Task to complete
Reproduce the data below word for word, omitting the pictures.

Given data
* * * * *

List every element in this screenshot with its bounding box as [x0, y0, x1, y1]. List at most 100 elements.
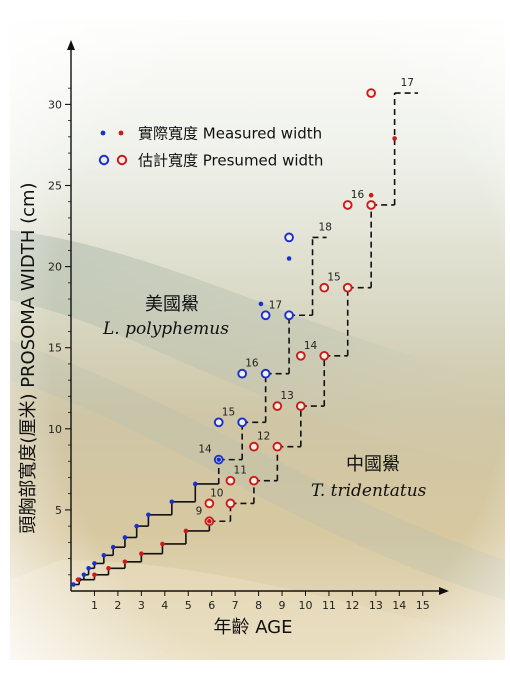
- y-tick-label: 15: [48, 342, 62, 355]
- legend-measured-red-dot: [118, 130, 124, 136]
- x-axis-arrow: [439, 587, 449, 595]
- x-tick-label: 2: [114, 599, 121, 612]
- y-tick-label: 25: [48, 180, 62, 193]
- legend: 實際寬度 Measured width 估計寬度 Presumed width: [98, 125, 323, 170]
- measured-point-blue: [169, 499, 175, 505]
- presumed-point-red: [366, 88, 377, 98]
- y-tick-label: 10: [48, 423, 62, 436]
- x-tick-label: 13: [369, 599, 383, 612]
- measured-point-red: [92, 572, 97, 578]
- presumed-point-red: [204, 498, 215, 509]
- x-tick-label: 5: [185, 599, 192, 612]
- presumed-point-red: [319, 350, 330, 361]
- measured-point-blue: [146, 512, 151, 518]
- x-tick-label: 11: [322, 599, 336, 612]
- instar-label: 14: [198, 444, 212, 456]
- instar-label: 15: [222, 406, 235, 418]
- presumed-point-blue: [284, 310, 294, 321]
- presumed-point-blue: [237, 417, 248, 428]
- instar-label: 15: [327, 272, 340, 284]
- species-cn-label: 美國鱟: [145, 294, 199, 315]
- measured-point-blue: [92, 561, 97, 566]
- species-label-polyphemus: 美國鱟 L. polyphemus: [102, 294, 229, 339]
- instar-label: 14: [304, 340, 318, 352]
- x-tick-label: 6: [208, 599, 215, 612]
- species-label-tridentatus: 中國鱟 T. tridentatus: [311, 454, 427, 501]
- x-tick-label: 12: [345, 599, 359, 612]
- instar-label: 13: [280, 390, 293, 402]
- measured-point-red: [122, 559, 128, 565]
- instar-label: 12: [257, 431, 270, 443]
- measured-point-red: [183, 528, 189, 534]
- measured-point-blue: [192, 481, 198, 487]
- presumed-point-blue: [213, 417, 224, 428]
- x-tick-label: 4: [161, 599, 168, 612]
- presumed-point-red: [249, 475, 259, 486]
- presumed-point-blue: [260, 368, 271, 379]
- measured-point-blue: [216, 457, 222, 462]
- measured-point-blue: [101, 553, 107, 558]
- y-axis-arrow: [67, 40, 75, 50]
- legend-measured-blue-dot: [100, 130, 106, 136]
- presumed-point-red: [319, 282, 330, 293]
- instar-label: 9: [196, 505, 203, 517]
- instar-label: 16: [245, 358, 259, 370]
- y-tick-label: 30: [48, 98, 62, 111]
- presumed-point-blue: [284, 232, 294, 243]
- presumed-point-red: [225, 498, 236, 509]
- measured-point-red: [160, 541, 165, 547]
- presumed-point-red: [342, 200, 353, 210]
- measured-point-red: [368, 192, 374, 198]
- y-axis-title: 頭胸部寬度(厘米) PROSOMA WIDTH (cm): [18, 182, 39, 533]
- x-tick-label: 10: [299, 599, 313, 612]
- legend-presumed-label: 估計寬度 Presumed width: [138, 152, 323, 170]
- presumed-point-red: [295, 401, 306, 411]
- series-blue: 14 15 16 17 18: [71, 221, 332, 587]
- presumed-point-blue: [260, 310, 271, 321]
- legend-presumed-red-circle: [116, 154, 128, 166]
- presumed-point-blue: [237, 368, 248, 379]
- species-latin-label: L. polyphemus: [102, 319, 229, 339]
- presumed-point-red: [366, 200, 377, 210]
- measured-point-blue: [110, 544, 116, 550]
- measured-point-red: [75, 577, 81, 582]
- x-tick-label: 15: [416, 599, 430, 612]
- x-tick-label: 8: [255, 599, 262, 612]
- measured-point-red: [139, 551, 144, 556]
- measured-point-red: [207, 518, 212, 524]
- x-axis-title: 年齡 AGE: [213, 617, 292, 638]
- y-tick-label: 5: [55, 504, 62, 517]
- instar-label: 17: [401, 77, 414, 89]
- measured-point-blue: [258, 301, 264, 307]
- presumed-point-red: [295, 350, 306, 361]
- measured-point-blue: [286, 256, 292, 261]
- measured-point-blue: [86, 565, 91, 571]
- x-tick-label: 1: [91, 599, 98, 612]
- instar-label: 10: [210, 487, 223, 499]
- legend-measured-label: 實際寬度 Measured width: [138, 125, 322, 143]
- legend-presumed-blue-circle: [98, 154, 110, 166]
- species-cn-label: 中國鱟: [346, 454, 400, 475]
- presumed-point-red: [249, 441, 259, 452]
- instar-label: 17: [269, 299, 282, 311]
- instar-label: 16: [351, 189, 365, 201]
- measured-point-red: [106, 565, 111, 571]
- x-tick-label: 14: [392, 599, 406, 612]
- instar-label: 11: [234, 465, 247, 477]
- x-tick-label: 9: [279, 599, 286, 612]
- presumed-point-red: [272, 401, 283, 411]
- instar-label: 18: [319, 221, 332, 233]
- measured-point-red: [392, 136, 397, 141]
- series-red: 9 10 11 12 13 14 15 16 17: [75, 77, 419, 582]
- series-layer: 14 15 16 17 18 9 10 11 12 13 14 15 16 17: [71, 77, 419, 587]
- y-tick-label: 20: [48, 261, 62, 274]
- measured-point-blue: [71, 582, 76, 587]
- x-tick-label: 3: [138, 599, 145, 612]
- species-latin-label: T. tridentatus: [311, 481, 427, 501]
- measured-point-blue: [134, 523, 139, 529]
- measured-point-blue: [81, 572, 87, 578]
- presumed-point-red: [225, 475, 236, 486]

* * * * *

Full output
List every element in this screenshot with its bounding box as [x0, y0, x1, y1]. List at most 100 elements.
- y-tick-label: 15: [48, 342, 62, 355]
- legend-measured-red-dot: [118, 130, 124, 136]
- x-axis-arrow: [439, 587, 449, 595]
- x-tick-label: 2: [114, 599, 121, 612]
- y-tick-label: 25: [48, 180, 62, 193]
- legend: 實際寬度 Measured width 估計寬度 Presumed width: [98, 125, 323, 170]
- measured-point-blue: [169, 499, 175, 505]
- presumed-point-red: [366, 88, 377, 98]
- y-tick-label: 10: [48, 423, 62, 436]
- x-tick-label: 13: [369, 599, 383, 612]
- measured-point-red: [92, 572, 97, 578]
- presumed-point-red: [204, 498, 215, 509]
- x-tick-label: 5: [185, 599, 192, 612]
- presumed-point-red: [319, 350, 330, 361]
- measured-point-blue: [146, 512, 151, 518]
- x-tick-label: 11: [322, 599, 336, 612]
- instar-label: 14: [198, 444, 212, 456]
- instar-label: 15: [222, 406, 235, 418]
- presumed-point-blue: [284, 310, 294, 321]
- presumed-point-blue: [237, 417, 248, 428]
- instar-label: 15: [327, 272, 340, 284]
- species-cn-label: 美國鱟: [145, 294, 199, 315]
- measured-point-blue: [92, 561, 97, 566]
- species-label-polyphemus: 美國鱟 L. polyphemus: [102, 294, 229, 339]
- instar-label: 14: [304, 340, 318, 352]
- x-tick-label: 6: [208, 599, 215, 612]
- species-label-tridentatus: 中國鱟 T. tridentatus: [311, 454, 427, 501]
- x-tick-label: 12: [345, 599, 359, 612]
- instar-label: 13: [280, 390, 293, 402]
- measured-point-red: [122, 559, 128, 565]
- instar-label: 12: [257, 431, 270, 443]
- measured-point-red: [183, 528, 189, 534]
- measured-point-blue: [192, 481, 198, 487]
- presumed-point-blue: [213, 417, 224, 428]
- x-tick-label: 4: [161, 599, 168, 612]
- presumed-point-red: [249, 475, 259, 486]
- presumed-point-blue: [260, 368, 271, 379]
- measured-point-blue: [216, 457, 222, 462]
- measured-point-blue: [101, 553, 107, 558]
- y-axis-arrow: [67, 40, 75, 50]
- legend-measured-blue-dot: [100, 130, 106, 136]
- presumed-point-red: [319, 282, 330, 293]
- instar-label: 9: [196, 505, 203, 517]
- instar-label: 16: [245, 358, 259, 370]
- y-tick-label: 30: [48, 98, 62, 111]
- presumed-point-blue: [284, 232, 294, 243]
- presumed-point-red: [225, 498, 236, 509]
- measured-point-red: [160, 541, 165, 547]
- presumed-point-red: [342, 200, 353, 210]
- measured-point-red: [368, 192, 374, 198]
- y-axis-title: 頭胸部寬度(厘米) PROSOMA WIDTH (cm): [18, 182, 39, 533]
- x-tick-label: 10: [299, 599, 313, 612]
- legend-presumed-label: 估計寬度 Presumed width: [138, 152, 323, 170]
- presumed-point-red: [295, 401, 306, 411]
- series-blue: 14 15 16 17 18: [71, 221, 332, 587]
- presumed-point-blue: [260, 310, 271, 321]
- legend-presumed-red-circle: [116, 154, 128, 166]
- presumed-point-blue: [237, 368, 248, 379]
- species-latin-label: L. polyphemus: [102, 319, 229, 339]
- presumed-point-red: [366, 200, 377, 210]
- measured-point-blue: [110, 544, 116, 550]
- measured-point-red: [75, 577, 81, 582]
- x-tick-label: 15: [416, 599, 430, 612]
- x-tick-label: 8: [255, 599, 262, 612]
- measured-point-red: [139, 551, 144, 556]
- measured-point-red: [207, 518, 212, 524]
- x-axis-title: 年齡 AGE: [213, 617, 292, 638]
- y-tick-label: 5: [55, 504, 62, 517]
- instar-label: 17: [401, 77, 414, 89]
- measured-point-blue: [258, 301, 264, 307]
- presumed-point-red: [295, 350, 306, 361]
- measured-point-blue: [286, 256, 292, 261]
- measured-point-blue: [86, 565, 91, 571]
- x-tick-label: 1: [91, 599, 98, 612]
- instar-label: 10: [210, 487, 223, 499]
- legend-measured-label: 實際寬度 Measured width: [138, 125, 322, 143]
- legend-presumed-blue-circle: [98, 154, 110, 166]
- species-cn-label: 中國鱟: [346, 454, 400, 475]
- presumed-point-red: [249, 441, 259, 452]
- instar-label: 17: [269, 299, 282, 311]
- instar-label: 16: [351, 189, 365, 201]
- measured-point-red: [106, 565, 111, 571]
- x-tick-label: 14: [392, 599, 406, 612]
- instar-label: 11: [234, 465, 247, 477]
- x-tick-label: 9: [279, 599, 286, 612]
- presumed-point-red: [272, 401, 283, 411]
- instar-label: 18: [319, 221, 332, 233]
- measured-point-red: [392, 136, 397, 141]
- series-red: 9 10 11 12 13 14 15 16 17: [75, 77, 419, 582]
- series-layer: 14 15 16 17 18 9 10 11 12 13 14 15 16 17: [71, 77, 419, 587]
- y-tick-label: 20: [48, 261, 62, 274]
- measured-point-blue: [71, 582, 76, 587]
- x-tick-label: 3: [138, 599, 145, 612]
- species-latin-label: T. tridentatus: [311, 481, 427, 501]
- measured-point-blue: [134, 523, 139, 529]
- measured-point-blue: [81, 572, 87, 578]
- presumed-point-red: [225, 475, 236, 486]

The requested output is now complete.